What this task involves: Scan the listing below. Report each line that includes "Earnings".

Saved data entries
===
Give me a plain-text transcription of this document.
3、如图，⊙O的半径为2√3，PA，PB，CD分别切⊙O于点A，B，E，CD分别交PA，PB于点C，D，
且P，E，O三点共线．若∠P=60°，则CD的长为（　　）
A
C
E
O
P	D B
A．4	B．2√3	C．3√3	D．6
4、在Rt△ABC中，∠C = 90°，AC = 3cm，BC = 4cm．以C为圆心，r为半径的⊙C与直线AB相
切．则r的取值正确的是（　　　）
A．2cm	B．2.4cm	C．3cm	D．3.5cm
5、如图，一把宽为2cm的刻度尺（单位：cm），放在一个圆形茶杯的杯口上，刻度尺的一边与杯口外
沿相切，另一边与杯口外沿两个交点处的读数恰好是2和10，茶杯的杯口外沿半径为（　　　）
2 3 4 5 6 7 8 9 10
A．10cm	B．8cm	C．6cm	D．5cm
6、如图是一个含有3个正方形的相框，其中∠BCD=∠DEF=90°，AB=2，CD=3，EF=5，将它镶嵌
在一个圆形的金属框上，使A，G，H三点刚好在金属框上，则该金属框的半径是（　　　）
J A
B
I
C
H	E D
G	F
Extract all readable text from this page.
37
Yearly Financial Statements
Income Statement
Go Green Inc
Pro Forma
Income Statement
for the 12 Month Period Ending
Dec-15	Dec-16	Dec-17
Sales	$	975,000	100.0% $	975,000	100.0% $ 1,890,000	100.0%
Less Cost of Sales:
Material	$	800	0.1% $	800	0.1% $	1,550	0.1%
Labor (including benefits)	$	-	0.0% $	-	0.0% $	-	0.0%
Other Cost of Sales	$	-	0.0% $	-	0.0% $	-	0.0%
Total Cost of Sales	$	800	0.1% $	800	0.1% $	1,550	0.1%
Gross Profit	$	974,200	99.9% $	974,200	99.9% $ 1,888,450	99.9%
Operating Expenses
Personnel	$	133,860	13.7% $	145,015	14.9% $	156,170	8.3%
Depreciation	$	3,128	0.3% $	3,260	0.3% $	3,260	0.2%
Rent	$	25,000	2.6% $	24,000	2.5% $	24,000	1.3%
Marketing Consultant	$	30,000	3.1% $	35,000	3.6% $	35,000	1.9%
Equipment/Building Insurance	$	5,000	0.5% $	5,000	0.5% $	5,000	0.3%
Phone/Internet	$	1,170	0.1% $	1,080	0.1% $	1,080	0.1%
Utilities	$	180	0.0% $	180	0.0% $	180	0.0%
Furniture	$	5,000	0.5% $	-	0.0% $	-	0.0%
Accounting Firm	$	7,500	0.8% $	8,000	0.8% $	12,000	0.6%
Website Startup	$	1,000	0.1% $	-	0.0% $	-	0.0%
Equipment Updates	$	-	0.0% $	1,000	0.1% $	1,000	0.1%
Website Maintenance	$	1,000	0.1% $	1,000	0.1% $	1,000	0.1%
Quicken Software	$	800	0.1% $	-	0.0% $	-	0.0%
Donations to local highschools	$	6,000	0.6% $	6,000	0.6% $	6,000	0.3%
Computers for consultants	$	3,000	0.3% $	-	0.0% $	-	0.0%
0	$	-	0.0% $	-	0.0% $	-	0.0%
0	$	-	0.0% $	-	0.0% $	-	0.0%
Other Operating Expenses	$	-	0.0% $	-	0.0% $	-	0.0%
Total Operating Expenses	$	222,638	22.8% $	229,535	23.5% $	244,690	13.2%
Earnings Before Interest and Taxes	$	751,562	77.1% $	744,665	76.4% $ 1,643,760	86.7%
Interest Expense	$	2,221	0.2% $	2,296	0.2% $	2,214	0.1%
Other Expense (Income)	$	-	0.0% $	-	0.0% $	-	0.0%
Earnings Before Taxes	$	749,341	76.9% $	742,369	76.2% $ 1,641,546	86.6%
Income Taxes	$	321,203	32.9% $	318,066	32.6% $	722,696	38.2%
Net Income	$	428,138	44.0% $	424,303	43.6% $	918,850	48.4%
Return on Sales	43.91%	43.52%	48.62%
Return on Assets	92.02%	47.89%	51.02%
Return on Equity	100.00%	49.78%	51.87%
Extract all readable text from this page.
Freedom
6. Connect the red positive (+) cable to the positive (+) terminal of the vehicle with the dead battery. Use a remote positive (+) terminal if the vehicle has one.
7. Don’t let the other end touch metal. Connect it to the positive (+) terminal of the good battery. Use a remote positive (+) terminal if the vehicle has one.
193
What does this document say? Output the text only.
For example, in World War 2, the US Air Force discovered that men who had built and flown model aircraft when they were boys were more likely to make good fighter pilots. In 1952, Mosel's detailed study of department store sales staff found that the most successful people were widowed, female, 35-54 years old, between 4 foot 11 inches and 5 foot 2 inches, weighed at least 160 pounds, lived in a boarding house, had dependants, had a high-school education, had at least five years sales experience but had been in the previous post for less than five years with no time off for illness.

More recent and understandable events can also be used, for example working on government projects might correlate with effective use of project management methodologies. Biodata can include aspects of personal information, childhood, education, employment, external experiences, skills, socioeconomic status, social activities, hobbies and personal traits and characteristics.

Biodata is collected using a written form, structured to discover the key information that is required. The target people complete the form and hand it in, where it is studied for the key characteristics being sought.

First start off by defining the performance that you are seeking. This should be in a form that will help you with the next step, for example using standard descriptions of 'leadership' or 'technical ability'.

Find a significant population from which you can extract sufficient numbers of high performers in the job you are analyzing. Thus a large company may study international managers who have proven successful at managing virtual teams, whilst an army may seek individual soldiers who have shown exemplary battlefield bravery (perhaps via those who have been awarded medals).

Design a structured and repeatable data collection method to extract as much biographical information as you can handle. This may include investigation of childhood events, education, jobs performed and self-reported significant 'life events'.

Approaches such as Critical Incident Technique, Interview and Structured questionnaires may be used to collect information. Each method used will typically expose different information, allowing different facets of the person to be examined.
===
Response to this exercise:
Earnings Before Interest and Taxes	$	751,562	77.1% $	744,665	76.4% $ 1,643,760	86.7%
Earnings Before Taxes	$	749,341	76.9% $	742,369	76.2% $ 1,641,546	86.6%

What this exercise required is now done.